(begin)

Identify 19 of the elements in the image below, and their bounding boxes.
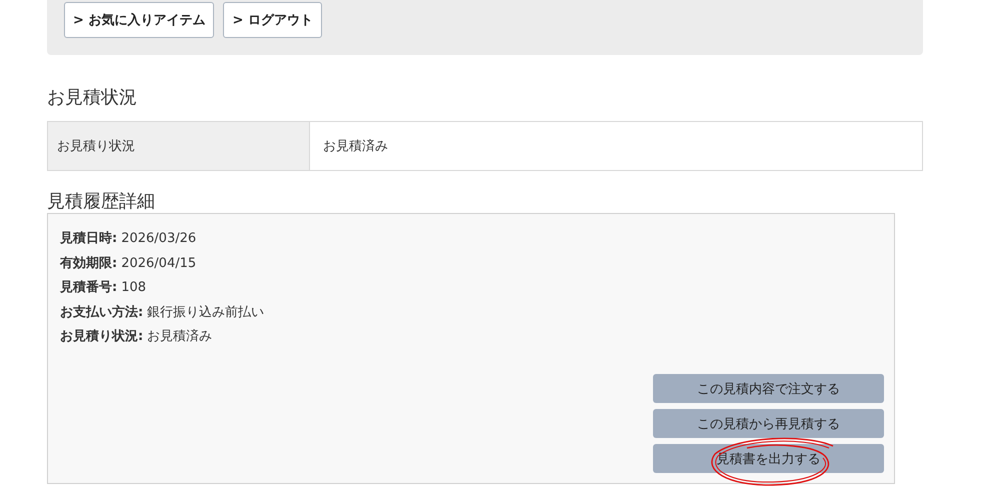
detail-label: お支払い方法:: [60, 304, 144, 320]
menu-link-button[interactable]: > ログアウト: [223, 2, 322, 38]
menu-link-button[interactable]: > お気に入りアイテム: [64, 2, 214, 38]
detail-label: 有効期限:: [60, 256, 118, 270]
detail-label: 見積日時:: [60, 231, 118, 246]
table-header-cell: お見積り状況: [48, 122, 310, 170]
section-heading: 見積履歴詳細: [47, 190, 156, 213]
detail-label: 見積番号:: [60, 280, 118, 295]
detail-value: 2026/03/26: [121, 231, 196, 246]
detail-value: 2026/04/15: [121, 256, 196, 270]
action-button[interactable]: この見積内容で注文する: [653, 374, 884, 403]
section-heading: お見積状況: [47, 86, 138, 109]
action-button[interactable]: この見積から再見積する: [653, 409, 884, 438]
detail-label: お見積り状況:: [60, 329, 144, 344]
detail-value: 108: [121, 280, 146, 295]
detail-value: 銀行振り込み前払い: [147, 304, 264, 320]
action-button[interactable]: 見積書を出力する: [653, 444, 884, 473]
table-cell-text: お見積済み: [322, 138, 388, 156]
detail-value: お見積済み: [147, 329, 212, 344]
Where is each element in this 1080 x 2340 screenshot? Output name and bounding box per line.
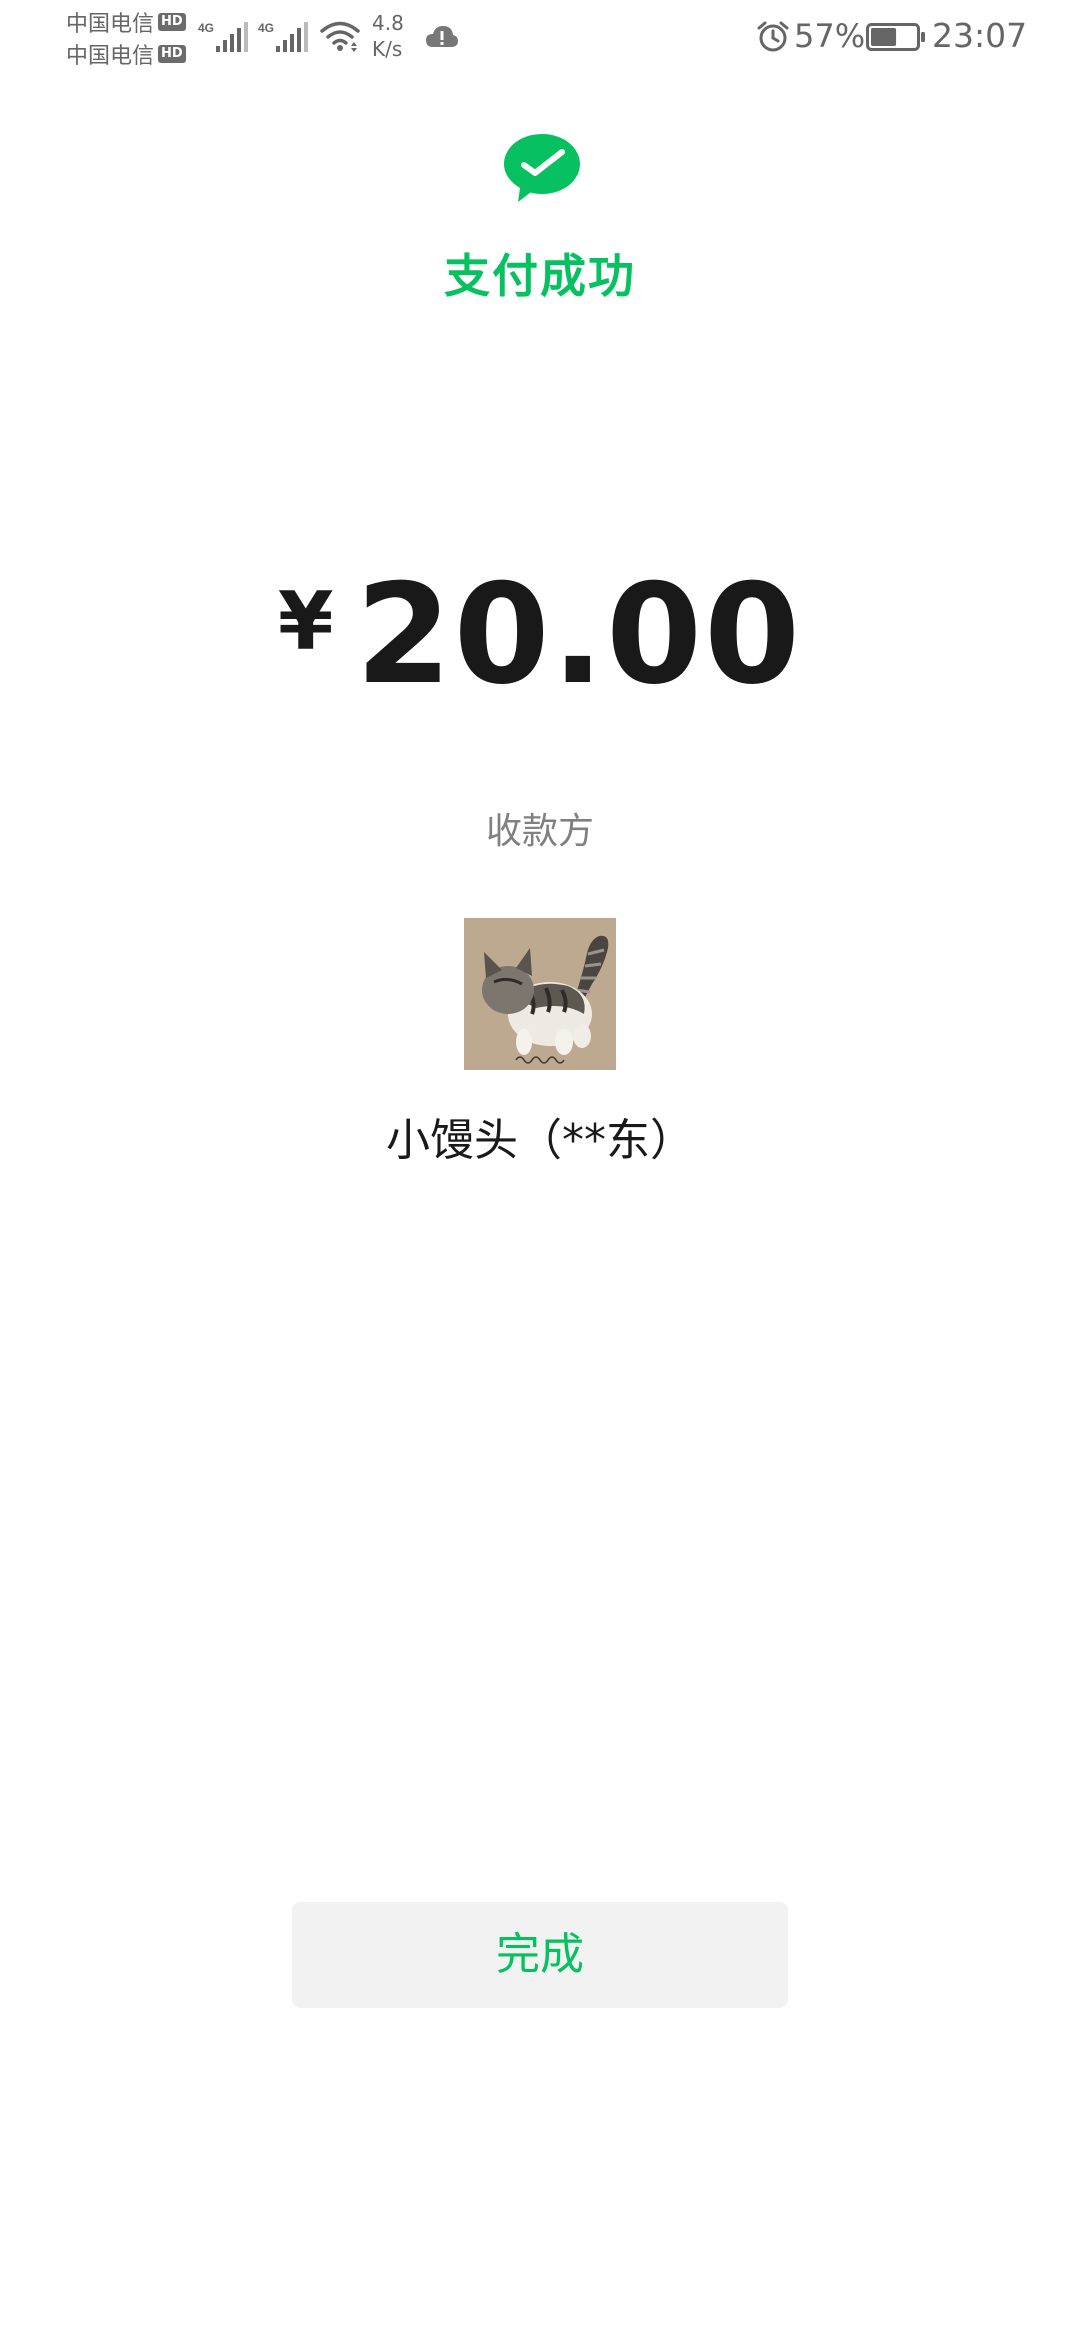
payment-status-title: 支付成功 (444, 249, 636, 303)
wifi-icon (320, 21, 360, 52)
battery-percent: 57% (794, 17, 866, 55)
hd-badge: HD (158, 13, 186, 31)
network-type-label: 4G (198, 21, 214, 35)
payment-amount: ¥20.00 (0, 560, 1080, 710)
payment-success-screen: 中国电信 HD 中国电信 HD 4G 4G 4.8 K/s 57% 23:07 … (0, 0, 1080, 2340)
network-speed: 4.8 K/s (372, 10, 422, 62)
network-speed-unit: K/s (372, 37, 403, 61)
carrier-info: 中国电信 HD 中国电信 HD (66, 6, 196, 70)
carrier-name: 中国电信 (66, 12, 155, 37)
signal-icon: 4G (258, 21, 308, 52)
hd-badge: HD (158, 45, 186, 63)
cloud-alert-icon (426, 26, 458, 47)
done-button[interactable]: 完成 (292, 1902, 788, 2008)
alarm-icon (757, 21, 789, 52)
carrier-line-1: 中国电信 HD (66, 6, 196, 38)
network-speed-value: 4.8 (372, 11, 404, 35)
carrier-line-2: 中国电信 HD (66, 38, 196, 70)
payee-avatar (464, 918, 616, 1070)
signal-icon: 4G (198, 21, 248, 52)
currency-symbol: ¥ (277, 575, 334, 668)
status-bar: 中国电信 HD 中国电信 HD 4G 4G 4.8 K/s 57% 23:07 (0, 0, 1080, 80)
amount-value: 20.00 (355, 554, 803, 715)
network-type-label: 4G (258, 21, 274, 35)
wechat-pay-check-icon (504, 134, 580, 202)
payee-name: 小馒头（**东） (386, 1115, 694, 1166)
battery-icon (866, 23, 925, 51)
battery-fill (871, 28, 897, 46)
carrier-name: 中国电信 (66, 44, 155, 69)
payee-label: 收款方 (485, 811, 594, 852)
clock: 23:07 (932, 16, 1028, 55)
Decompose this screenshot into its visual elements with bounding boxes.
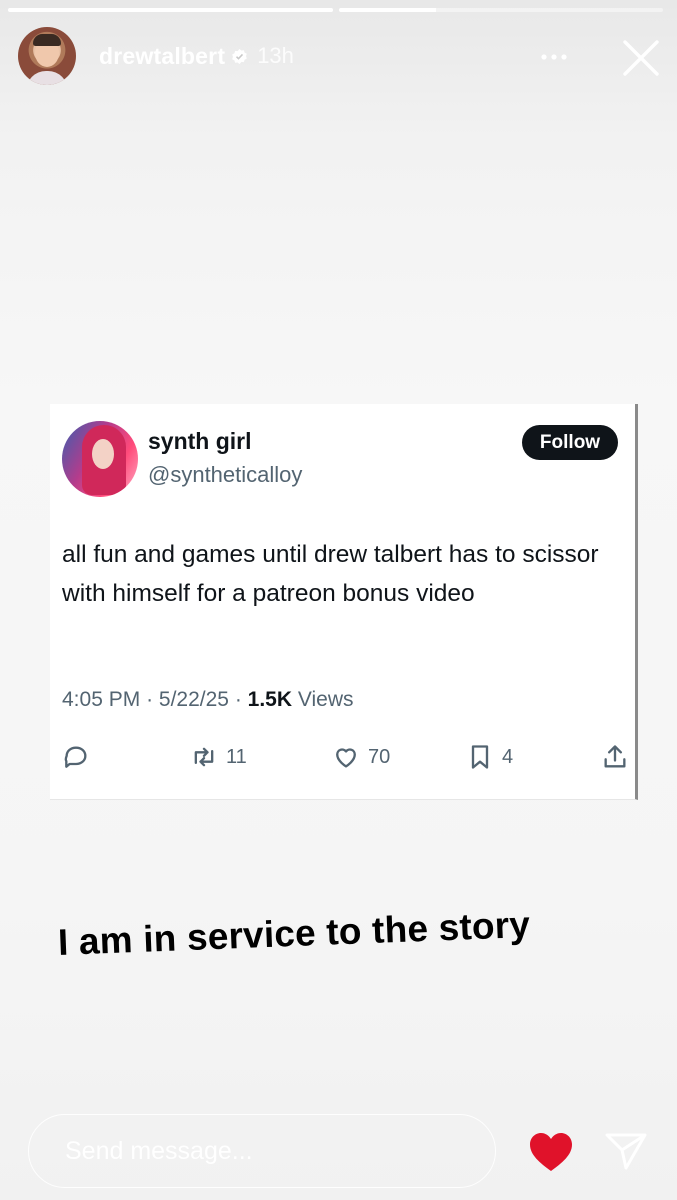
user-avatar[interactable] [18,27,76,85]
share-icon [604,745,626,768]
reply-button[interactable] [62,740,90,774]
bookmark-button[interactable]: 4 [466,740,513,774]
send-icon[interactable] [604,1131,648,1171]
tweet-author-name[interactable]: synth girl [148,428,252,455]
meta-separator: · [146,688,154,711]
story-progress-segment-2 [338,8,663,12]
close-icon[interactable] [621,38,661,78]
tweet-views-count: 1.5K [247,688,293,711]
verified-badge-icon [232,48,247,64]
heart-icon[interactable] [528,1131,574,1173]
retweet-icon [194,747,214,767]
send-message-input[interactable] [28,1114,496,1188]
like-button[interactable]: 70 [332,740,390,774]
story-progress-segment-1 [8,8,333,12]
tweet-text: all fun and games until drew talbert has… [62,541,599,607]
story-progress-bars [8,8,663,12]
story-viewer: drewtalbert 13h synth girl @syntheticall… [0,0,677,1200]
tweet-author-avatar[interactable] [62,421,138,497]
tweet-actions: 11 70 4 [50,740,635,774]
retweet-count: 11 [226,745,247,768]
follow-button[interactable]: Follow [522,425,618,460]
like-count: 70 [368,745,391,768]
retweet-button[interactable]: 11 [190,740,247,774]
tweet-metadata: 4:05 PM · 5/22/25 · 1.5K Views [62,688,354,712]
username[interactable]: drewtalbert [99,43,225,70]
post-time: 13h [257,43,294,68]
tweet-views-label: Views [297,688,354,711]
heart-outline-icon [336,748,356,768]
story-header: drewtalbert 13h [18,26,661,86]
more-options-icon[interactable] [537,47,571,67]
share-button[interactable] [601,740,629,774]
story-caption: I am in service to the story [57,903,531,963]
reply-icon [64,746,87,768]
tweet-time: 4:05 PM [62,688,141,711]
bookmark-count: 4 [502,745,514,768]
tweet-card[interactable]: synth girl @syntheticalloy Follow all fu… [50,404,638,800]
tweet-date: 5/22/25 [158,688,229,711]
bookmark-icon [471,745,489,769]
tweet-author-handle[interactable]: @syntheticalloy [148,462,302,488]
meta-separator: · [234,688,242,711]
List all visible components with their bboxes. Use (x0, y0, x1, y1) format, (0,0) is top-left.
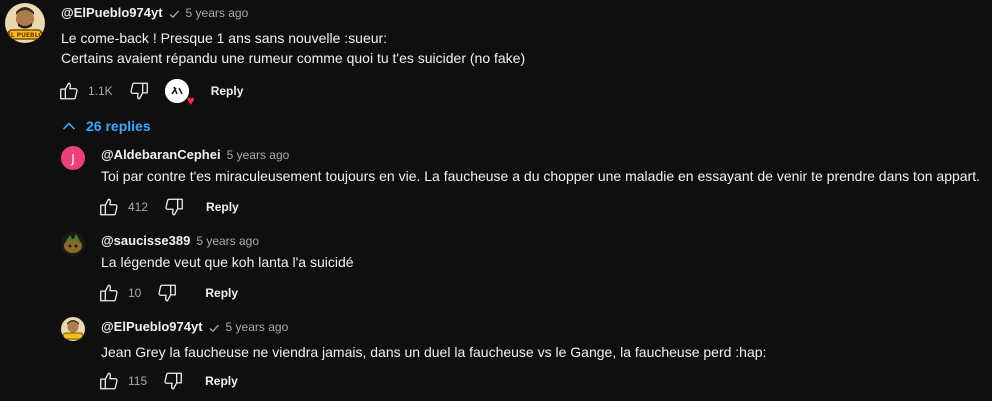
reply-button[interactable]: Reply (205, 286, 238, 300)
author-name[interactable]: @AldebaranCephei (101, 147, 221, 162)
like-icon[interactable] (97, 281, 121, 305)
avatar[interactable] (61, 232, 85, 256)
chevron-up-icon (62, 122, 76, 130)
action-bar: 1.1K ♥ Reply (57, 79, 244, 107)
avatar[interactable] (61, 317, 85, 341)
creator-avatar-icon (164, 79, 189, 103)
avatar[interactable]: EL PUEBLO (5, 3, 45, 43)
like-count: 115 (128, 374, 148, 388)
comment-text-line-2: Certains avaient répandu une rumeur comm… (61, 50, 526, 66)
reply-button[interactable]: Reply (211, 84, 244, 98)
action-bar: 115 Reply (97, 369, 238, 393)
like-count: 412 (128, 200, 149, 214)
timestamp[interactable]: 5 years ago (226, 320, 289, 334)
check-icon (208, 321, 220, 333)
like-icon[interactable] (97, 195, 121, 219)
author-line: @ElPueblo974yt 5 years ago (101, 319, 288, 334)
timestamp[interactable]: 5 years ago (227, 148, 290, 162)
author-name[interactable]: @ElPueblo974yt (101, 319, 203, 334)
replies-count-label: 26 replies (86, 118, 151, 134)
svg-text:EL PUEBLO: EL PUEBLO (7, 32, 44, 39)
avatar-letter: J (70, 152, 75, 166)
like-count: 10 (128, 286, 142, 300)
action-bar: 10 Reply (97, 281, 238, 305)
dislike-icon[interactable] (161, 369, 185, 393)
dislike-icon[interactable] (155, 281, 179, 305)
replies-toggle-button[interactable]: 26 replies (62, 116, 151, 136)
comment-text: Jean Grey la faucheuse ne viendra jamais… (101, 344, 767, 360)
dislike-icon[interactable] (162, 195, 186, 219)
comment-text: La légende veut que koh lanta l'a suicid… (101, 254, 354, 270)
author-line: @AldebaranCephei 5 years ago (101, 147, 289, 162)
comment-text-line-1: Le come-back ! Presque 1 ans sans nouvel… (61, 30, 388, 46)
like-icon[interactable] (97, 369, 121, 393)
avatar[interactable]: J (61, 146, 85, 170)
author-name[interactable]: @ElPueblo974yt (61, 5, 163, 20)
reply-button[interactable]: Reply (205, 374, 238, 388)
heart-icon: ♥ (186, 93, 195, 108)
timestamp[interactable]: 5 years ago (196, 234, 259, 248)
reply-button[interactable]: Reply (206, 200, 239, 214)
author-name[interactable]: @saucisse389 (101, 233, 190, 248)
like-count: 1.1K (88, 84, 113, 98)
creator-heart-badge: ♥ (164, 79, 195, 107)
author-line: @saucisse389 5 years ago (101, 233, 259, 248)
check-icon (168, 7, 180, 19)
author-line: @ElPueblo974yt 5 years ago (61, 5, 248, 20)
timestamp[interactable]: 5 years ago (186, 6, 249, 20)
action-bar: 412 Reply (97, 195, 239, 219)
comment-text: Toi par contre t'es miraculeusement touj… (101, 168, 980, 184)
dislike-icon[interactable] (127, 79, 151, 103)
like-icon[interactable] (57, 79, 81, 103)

(end)

* _Task directions_: Rewrite the lines in the records above as a numbered list, from the line containing "reply-button[interactable]: Reply (205, 286, 238, 300)" through the line containing "avatar[interactable]: EL PUEBLO", including both, and skip any blank lines.

* _Result_:
1. reply-button[interactable]: Reply (205, 286, 238, 300)
2. author-name[interactable]: @AldebaranCephei (101, 147, 221, 162)
3. like-icon[interactable] (97, 281, 121, 305)
4. avatar[interactable] (61, 232, 85, 256)
5. chevron-up-icon (62, 122, 76, 130)
6. action-bar: 1.1K ♥ Reply (57, 79, 244, 107)
7. avatar[interactable] (61, 317, 85, 341)
8. creator-avatar-icon (164, 79, 189, 103)
9. avatar[interactable]: EL PUEBLO (5, 3, 45, 43)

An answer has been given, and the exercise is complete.